What the task asks:
Omit images. Retype all entries verbatim.
___ Data for this exercise ___
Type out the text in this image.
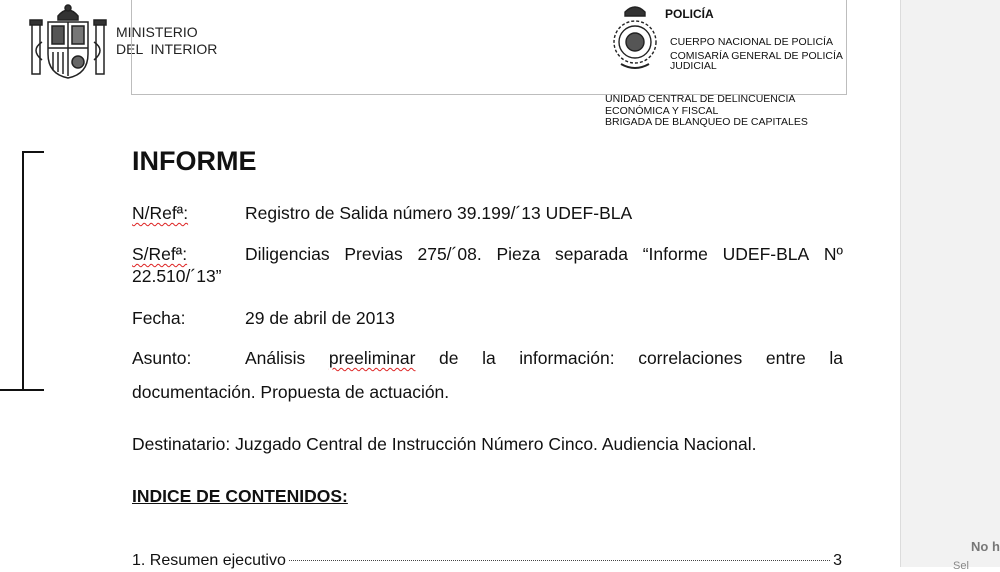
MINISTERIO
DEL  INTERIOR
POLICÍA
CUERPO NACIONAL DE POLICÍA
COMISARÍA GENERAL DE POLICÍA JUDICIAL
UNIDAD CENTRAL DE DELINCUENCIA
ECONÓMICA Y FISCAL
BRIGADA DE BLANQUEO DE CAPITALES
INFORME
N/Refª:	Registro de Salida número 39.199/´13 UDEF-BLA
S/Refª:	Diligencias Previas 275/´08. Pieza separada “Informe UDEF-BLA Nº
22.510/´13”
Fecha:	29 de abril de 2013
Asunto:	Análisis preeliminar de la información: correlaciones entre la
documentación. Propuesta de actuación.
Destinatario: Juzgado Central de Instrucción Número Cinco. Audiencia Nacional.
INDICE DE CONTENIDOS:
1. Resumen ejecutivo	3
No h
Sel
___
Task output:
Type out the text in this image.
MINISTERIO
DEL  INTERIOR
POLICÍA
CUERPO NACIONAL DE POLICÍA
COMISARÍA GENERAL DE POLICÍA JUDICIAL
UNIDAD CENTRAL DE DELINCUENCIA
ECONÓMICA Y FISCAL
BRIGADA DE BLANQUEO DE CAPITALES
INFORME
N/Refª:	Registro de Salida número 39.199/´13 UDEF-BLA
S/Refª:	Diligencias Previas 275/´08. Pieza separada “Informe UDEF-BLA Nº
22.510/´13”
Fecha:	29 de abril de 2013
Asunto:	Análisis preeliminar de la información: correlaciones entre la
documentación. Propuesta de actuación.
Destinatario: Juzgado Central de Instrucción Número Cinco. Audiencia Nacional.
INDICE DE CONTENIDOS:
1. Resumen ejecutivo	3
No h
Sel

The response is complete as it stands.